Source data:

## Begin

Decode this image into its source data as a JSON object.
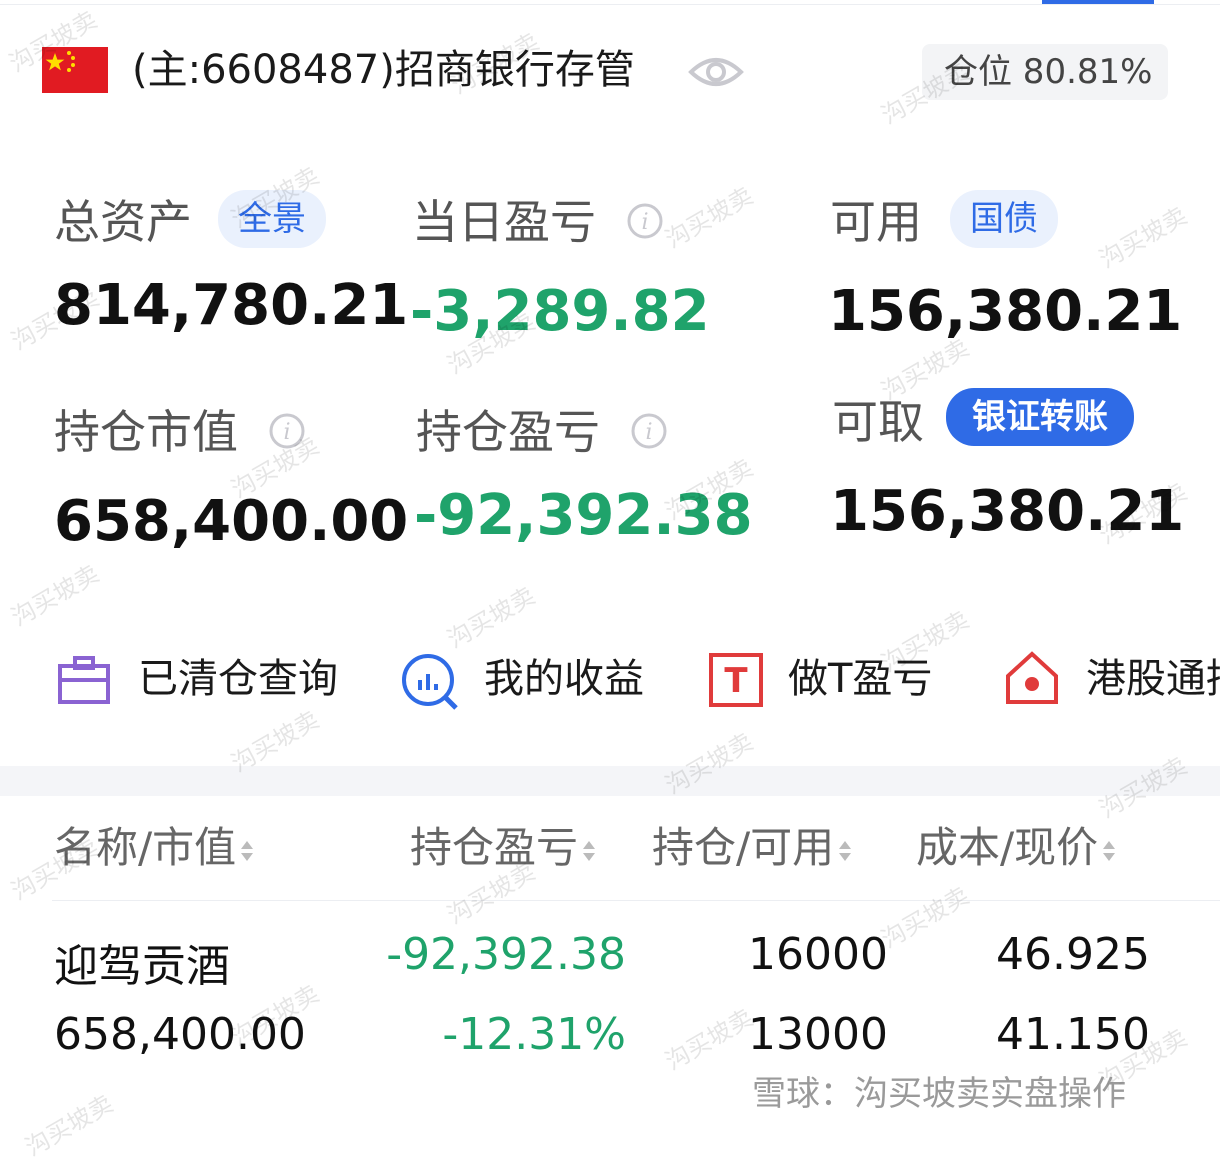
{
  "header": {
    "account_label": "(主:6608487)招商银行存管",
    "position_badge": "仓位 80.81%"
  },
  "stats": {
    "total_assets": {
      "label": "总资产",
      "tag": "全景",
      "value": "814,780.21"
    },
    "daily_pnl": {
      "label": "当日盈亏",
      "value": "-3,289.82"
    },
    "available": {
      "label": "可用",
      "tag": "国债",
      "value": "156,380.21"
    },
    "market_value": {
      "label": "持仓市值",
      "value": "658,400.00"
    },
    "position_pnl": {
      "label": "持仓盈亏",
      "value": "-92,392.38"
    },
    "withdrawable": {
      "label": "可取",
      "tag": "银证转账",
      "value": "156,380.21"
    }
  },
  "quick_actions": [
    {
      "label": "已清仓查询",
      "icon": "briefcase-icon"
    },
    {
      "label": "我的收益",
      "icon": "earnings-chart-icon"
    },
    {
      "label": "做T盈亏",
      "icon": "t-box-icon"
    },
    {
      "label": "港股通持",
      "icon": "hk-house-icon"
    }
  ],
  "table": {
    "headers": [
      "名称/市值",
      "持仓盈亏",
      "持仓/可用",
      "成本/现价"
    ],
    "rows": [
      {
        "name": "迎驾贡酒",
        "market_value": "658,400.00",
        "pnl": "-92,392.38",
        "pnl_pct": "-12.31%",
        "holding": "16000",
        "available": "13000",
        "cost": "46.925",
        "price": "41.150"
      }
    ]
  },
  "watermark": "沟买坡卖",
  "footer": "雪球：沟买坡卖实盘操作",
  "colors": {
    "accent": "#2f6be6",
    "loss": "#1fa36b",
    "flag": "#e11b22"
  }
}
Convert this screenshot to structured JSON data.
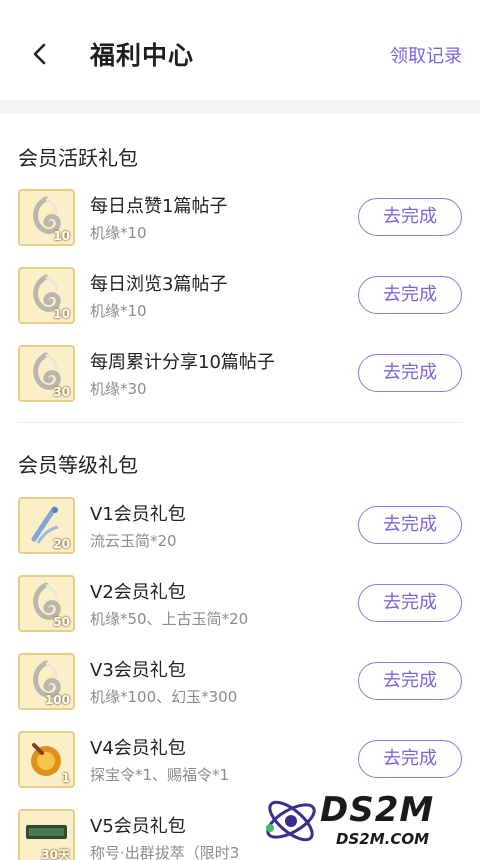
{
  "header": {
    "title": "福利中心",
    "records_label": "领取记录"
  },
  "sections": [
    {
      "title": "会员活跃礼包",
      "items": [
        {
          "title": "每日点赞1篇帖子",
          "reward": "机缘*10",
          "qty": "10",
          "icon": "jade-swirl-icon",
          "button": "去完成"
        },
        {
          "title": "每日浏览3篇帖子",
          "reward": "机缘*10",
          "qty": "10",
          "icon": "jade-swirl-icon",
          "button": "去完成"
        },
        {
          "title": "每周累计分享10篇帖子",
          "reward": "机缘*30",
          "qty": "30",
          "icon": "jade-swirl-icon",
          "button": "去完成"
        }
      ]
    },
    {
      "title": "会员等级礼包",
      "items": [
        {
          "title": "V1会员礼包",
          "reward": "流云玉简*20",
          "qty": "20",
          "icon": "jade-scroll-icon",
          "button": "去完成"
        },
        {
          "title": "V2会员礼包",
          "reward": "机缘*50、上古玉简*20",
          "qty": "50",
          "icon": "jade-swirl-icon",
          "button": "去完成"
        },
        {
          "title": "V3会员礼包",
          "reward": "机缘*100、幻玉*300",
          "qty": "100",
          "icon": "jade-swirl-icon",
          "button": "去完成"
        },
        {
          "title": "V4会员礼包",
          "reward": "探宝令*1、赐福令*1",
          "qty": "1",
          "icon": "treasure-token-icon",
          "button": "去完成"
        },
        {
          "title": "V5会员礼包",
          "reward": "称号·出群拔萃（限时3",
          "qty": "30天",
          "icon": "title-badge-icon",
          "button": ""
        }
      ]
    }
  ],
  "watermark": {
    "text": "DS2M",
    "url": "DS2M.COM"
  },
  "colors": {
    "accent": "#7f63e0",
    "icon_bg": "#fbefc8",
    "icon_border": "#e8cc88"
  }
}
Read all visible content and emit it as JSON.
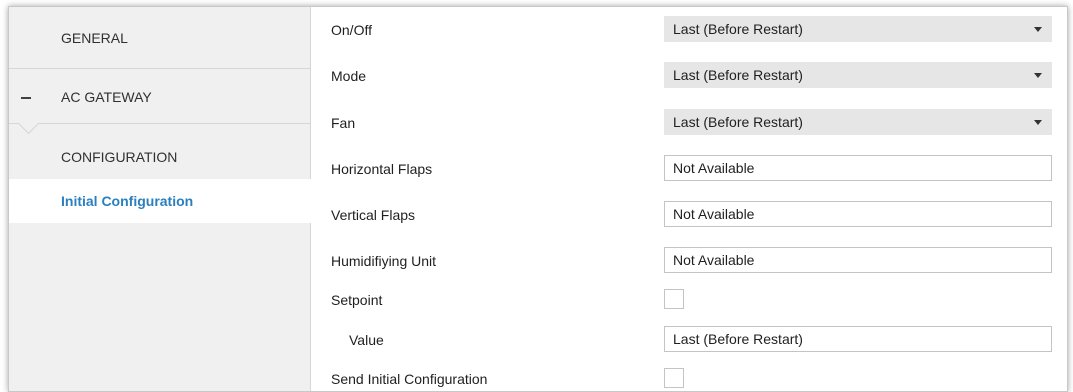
{
  "sidebar": {
    "general_label": "GENERAL",
    "ac_gateway_label": "AC GATEWAY",
    "configuration_label": "CONFIGURATION",
    "initial_configuration_label": "Initial Configuration",
    "active_color": "#2a7fbf"
  },
  "fields": {
    "on_off": {
      "label": "On/Off",
      "value": "Last (Before Restart)"
    },
    "mode": {
      "label": "Mode",
      "value": "Last (Before Restart)"
    },
    "fan": {
      "label": "Fan",
      "value": "Last (Before Restart)"
    },
    "horizontal_flaps": {
      "label": "Horizontal Flaps",
      "value": "Not Available"
    },
    "vertical_flaps": {
      "label": "Vertical Flaps",
      "value": "Not Available"
    },
    "humidifying_unit": {
      "label": "Humidifiying Unit",
      "value": "Not Available"
    },
    "setpoint": {
      "label": "Setpoint",
      "checked": false
    },
    "setpoint_value": {
      "label": "Value",
      "value": "Last (Before Restart)"
    },
    "send_initial_configuration": {
      "label": "Send Initial Configuration",
      "checked": false
    }
  },
  "icons": {
    "collapse": "minus-icon",
    "dropdown": "chevron-down-icon"
  }
}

## End

EXERCISE GOAL. Exactly reproduce each record, leaving out any pictures.

RESPONSE TO THE TASK.
Decode this image into its source data as a JSON object.
{
  "header": {
    "account_label": "(主:6608487)招商银行存管",
    "position_badge": "仓位 80.81%"
  },
  "stats": {
    "total_assets": {
      "label": "总资产",
      "tag": "全景",
      "value": "814,780.21"
    },
    "daily_pnl": {
      "label": "当日盈亏",
      "value": "-3,289.82"
    },
    "available": {
      "label": "可用",
      "tag": "国债",
      "value": "156,380.21"
    },
    "market_value": {
      "label": "持仓市值",
      "value": "658,400.00"
    },
    "position_pnl": {
      "label": "持仓盈亏",
      "value": "-92,392.38"
    },
    "withdrawable": {
      "label": "可取",
      "tag": "银证转账",
      "value": "156,380.21"
    }
  },
  "quick_actions": [
    {
      "label": "已清仓查询",
      "icon": "briefcase-icon"
    },
    {
      "label": "我的收益",
      "icon": "earnings-chart-icon"
    },
    {
      "label": "做T盈亏",
      "icon": "t-box-icon"
    },
    {
      "label": "港股通持",
      "icon": "hk-house-icon"
    }
  ],
  "table": {
    "headers": [
      "名称/市值",
      "持仓盈亏",
      "持仓/可用",
      "成本/现价"
    ],
    "rows": [
      {
        "name": "迎驾贡酒",
        "market_value": "658,400.00",
        "pnl": "-92,392.38",
        "pnl_pct": "-12.31%",
        "holding": "16000",
        "available": "13000",
        "cost": "46.925",
        "price": "41.150"
      }
    ]
  },
  "watermark": "沟买坡卖",
  "footer": "雪球：沟买坡卖实盘操作",
  "colors": {
    "accent": "#2f6be6",
    "loss": "#1fa36b",
    "flag": "#e11b22"
  }
}
Convert this screenshot to structured JSON data.
{
  "header": {
    "title": "福利中心",
    "records_label": "领取记录"
  },
  "sections": [
    {
      "title": "会员活跃礼包",
      "items": [
        {
          "title": "每日点赞1篇帖子",
          "reward": "机缘*10",
          "qty": "10",
          "icon": "jade-swirl-icon",
          "button": "去完成"
        },
        {
          "title": "每日浏览3篇帖子",
          "reward": "机缘*10",
          "qty": "10",
          "icon": "jade-swirl-icon",
          "button": "去完成"
        },
        {
          "title": "每周累计分享10篇帖子",
          "reward": "机缘*30",
          "qty": "30",
          "icon": "jade-swirl-icon",
          "button": "去完成"
        }
      ]
    },
    {
      "title": "会员等级礼包",
      "items": [
        {
          "title": "V1会员礼包",
          "reward": "流云玉简*20",
          "qty": "20",
          "icon": "jade-scroll-icon",
          "button": "去完成"
        },
        {
          "title": "V2会员礼包",
          "reward": "机缘*50、上古玉简*20",
          "qty": "50",
          "icon": "jade-swirl-icon",
          "button": "去完成"
        },
        {
          "title": "V3会员礼包",
          "reward": "机缘*100、幻玉*300",
          "qty": "100",
          "icon": "jade-swirl-icon",
          "button": "去完成"
        },
        {
          "title": "V4会员礼包",
          "reward": "探宝令*1、赐福令*1",
          "qty": "1",
          "icon": "treasure-token-icon",
          "button": "去完成"
        },
        {
          "title": "V5会员礼包",
          "reward": "称号·出群拔萃（限时3",
          "qty": "30天",
          "icon": "title-badge-icon",
          "button": ""
        }
      ]
    }
  ],
  "watermark": {
    "text": "DS2M",
    "url": "DS2M.COM"
  },
  "colors": {
    "accent": "#7f63e0",
    "icon_bg": "#fbefc8",
    "icon_border": "#e8cc88"
  }
}
Read all visible content and emit it as JSON.
{
  "sidebar": {
    "general_label": "GENERAL",
    "ac_gateway_label": "AC GATEWAY",
    "configuration_label": "CONFIGURATION",
    "initial_configuration_label": "Initial Configuration",
    "active_color": "#2a7fbf"
  },
  "fields": {
    "on_off": {
      "label": "On/Off",
      "value": "Last (Before Restart)"
    },
    "mode": {
      "label": "Mode",
      "value": "Last (Before Restart)"
    },
    "fan": {
      "label": "Fan",
      "value": "Last (Before Restart)"
    },
    "horizontal_flaps": {
      "label": "Horizontal Flaps",
      "value": "Not Available"
    },
    "vertical_flaps": {
      "label": "Vertical Flaps",
      "value": "Not Available"
    },
    "humidifying_unit": {
      "label": "Humidifiying Unit",
      "value": "Not Available"
    },
    "setpoint": {
      "label": "Setpoint",
      "checked": false
    },
    "setpoint_value": {
      "label": "Value",
      "value": "Last (Before Restart)"
    },
    "send_initial_configuration": {
      "label": "Send Initial Configuration",
      "checked": false
    }
  },
  "icons": {
    "collapse": "minus-icon",
    "dropdown": "chevron-down-icon"
  }
}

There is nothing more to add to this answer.